Goal →
Copy every row below word for word, with no changes.

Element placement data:
>>>>>
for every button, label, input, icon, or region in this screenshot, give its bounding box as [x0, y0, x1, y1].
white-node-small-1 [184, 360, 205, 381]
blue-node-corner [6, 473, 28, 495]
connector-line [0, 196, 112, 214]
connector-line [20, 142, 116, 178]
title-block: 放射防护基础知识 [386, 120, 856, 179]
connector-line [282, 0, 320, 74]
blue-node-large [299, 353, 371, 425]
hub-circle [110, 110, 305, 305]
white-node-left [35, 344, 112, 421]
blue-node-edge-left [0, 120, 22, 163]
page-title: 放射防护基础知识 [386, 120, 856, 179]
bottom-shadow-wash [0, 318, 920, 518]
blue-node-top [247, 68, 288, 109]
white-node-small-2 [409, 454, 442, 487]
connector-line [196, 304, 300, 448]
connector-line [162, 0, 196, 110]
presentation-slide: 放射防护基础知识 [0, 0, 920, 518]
<<<<<
Solution to this task →
for every button, label, input, icon, or region in this screenshot, give its bounding box as [x0, y0, x1, y1].
white-node-small-1 [184, 360, 205, 381]
blue-node-corner [6, 473, 28, 495]
connector-line [0, 196, 112, 214]
connector-line [20, 142, 116, 178]
title-block: 放射防护基础知识 [386, 120, 856, 179]
connector-line [282, 0, 320, 74]
blue-node-large [299, 353, 371, 425]
hub-circle [110, 110, 305, 305]
white-node-left [35, 344, 112, 421]
blue-node-edge-left [0, 120, 22, 163]
page-title: 放射防护基础知识 [386, 120, 856, 179]
bottom-shadow-wash [0, 318, 920, 518]
blue-node-top [247, 68, 288, 109]
white-node-small-2 [409, 454, 442, 487]
connector-line [196, 304, 300, 448]
connector-line [162, 0, 196, 110]
presentation-slide: 放射防护基础知识 [0, 0, 920, 518]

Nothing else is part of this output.